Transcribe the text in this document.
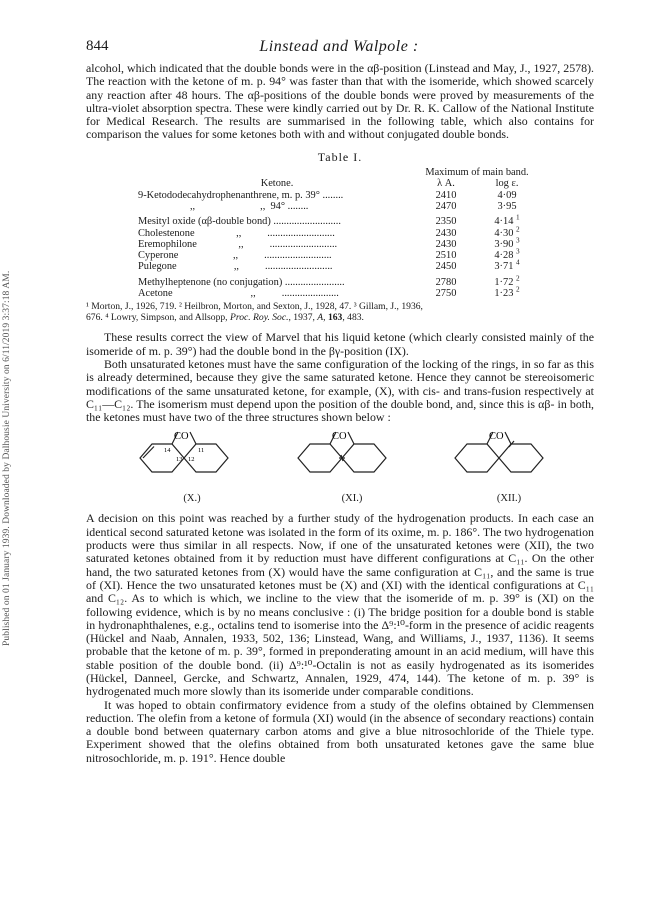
Published on 01 January 1939. Downloaded by Dalhousie University on 6/11/2019 3:37:18 AM.
844	Linstead and Walpole :

alcohol, which indicated that the double bonds were in the αβ-position (Linstead and May, J., 1927, 2578). The reaction with the ketone of m. p. 94° was faster than that with the isomeride, which showed scarcely any reaction after 48 hours. The αβ-positions of the double bonds were proved by measurements of the ultra-violet absorption spectra. These were kindly carried out by Dr. R. K. Callow of the National Institute for Medical Research. The results are summarised in the following table, which also contains for comparison the values for some ketones both with and without conjugated double bonds.

Table I.
	Maximum of main band.	
Ketone.	λ A.	log ε.
9-Ketododecahydrophenanthrene, m. p. 39° ........	2410	4·09
,,                         ,,  94° ........	2470	3·95

Mesityl oxide (αβ-double bond) ..........................	2350	4·14 $^1$
Cholestenone                ,,          ..........................	2430	4·30 $^2$
Eremophilone                ,,          ..........................	2430	3·90 $^3$
Cyperone                     ,,          ..........................	2510	4·28 $^3$
Pulegone                      ,,          ..........................	2450	3·71 $^4$

Methylheptenone (no conjugation) .......................	2780	1·72 $^2$
Acetone                              ,,          ......................	2750	1·23 $^2$
¹ Morton, J., 1926, 719. ² Heilbron, Morton, and Sexton, J., 1928, 47. ³ Gillam, J., 1936,
676. ⁴ Lowry, Simpson, and Allsopp, Proc. Roy. Soc., 1937, A, 163, 483.

These results correct the view of Marvel that his liquid ketone (which clearly consisted mainly of the isomeride of m. p. 39°) had the double bond in the βγ-position (IX).

Both unsaturated ketones must have the same configuration of the locking of the rings, in so far as this is already determined, because they give the same saturated ketone. Hence they cannot be stereoisomeric modifications of the same unsaturated ketone, for example, (X), with cis- and trans-fusion respectively at C₁₁—C₁₂. The isomerism must depend upon the position of the double bond, and, since this is αβ- in both, the ketones must have two of the three structures shown below :

CO
14	11
13 12
(X.)
CO
(XI.)
CO
(XII.)

A decision on this point was reached by a further study of the hydrogenation products. In each case an identical second saturated ketone was isolated in the form of its oxime, m. p. 186°. The two hydrogenation products were thus similar in all respects. Now, if one of the unsaturated ketones were (XII), the two saturated ketones obtained from it by reduction must have different configurations at C₁₁. On the other hand, the two saturated ketones from (X) would have the same configuration at C₁₁, and the same is true of (XI). Hence the two unsaturated ketones must be (X) and (XI) with the identical configurations at C₁₁ and C₁₂. As to which is which, we incline to the view that the isomeride of m. p. 39° is (XI) on the following evidence, which is by no means conclusive : (i) The bridge position for a double bond is stable in hydronaphthalenes, e.g., octalins tend to isomerise into the Δ⁹:¹⁰-form in the presence of acidic reagents (Hückel and Naab, Annalen, 1933, 502, 136; Linstead, Wang, and Williams, J., 1937, 1136). It seems probable that the ketone of m. p. 39°, formed in preponderating amount in an acid medium, will have this stable position of the double bond. (ii) Δ⁹:¹⁰-Octalin is not as easily hydrogenated as its isomerides (Hückel, Danneel, Gercke, and Schwartz, Annalen, 1929, 474, 144). The ketone of m. p. 39° is hydrogenated much more slowly than its isomeride under comparable conditions.

It was hoped to obtain confirmatory evidence from a study of the olefins obtained by Clemmensen reduction. The olefin from a ketone of formula (XI) would (in the absence of secondary reactions) contain a double bond between quaternary carbon atoms and give a blue nitrosochloride of the Thiele type. Experiment showed that the olefins obtained from both unsaturated ketones gave the same blue nitrosochloride, m. p. 191°. Hence double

■ ■ ■ ■ ■

**TASK PROMPT:** Copy each line containing the word "showed" from the data.

**RESULT BELOW:**
alcohol, which indicated that the double bonds were in the αβ-position (Linstead and May, J., 1927, 2578). The reaction with the ketone of m. p. 94° was faster than that with the isomeride, which showed scarcely any reaction after 48 hours. The αβ-positions of the double bonds were proved by measurements of the ultra-violet absorption spectra. These were kindly carried out by Dr. R. K. Callow of the National Institute for Medical Research. The results are summarised in the following table, which also contains for comparison the values for some ketones both with and without conjugated double bonds.
It was hoped to obtain confirmatory evidence from a study of the olefins obtained by Clemmensen reduction. The olefin from a ketone of formula (XI) would (in the absence of secondary reactions) contain a double bond between quaternary carbon atoms and give a blue nitrosochloride of the Thiele type. Experiment showed that the olefins obtained from both unsaturated ketones gave the same blue nitrosochloride, m. p. 191°. Hence double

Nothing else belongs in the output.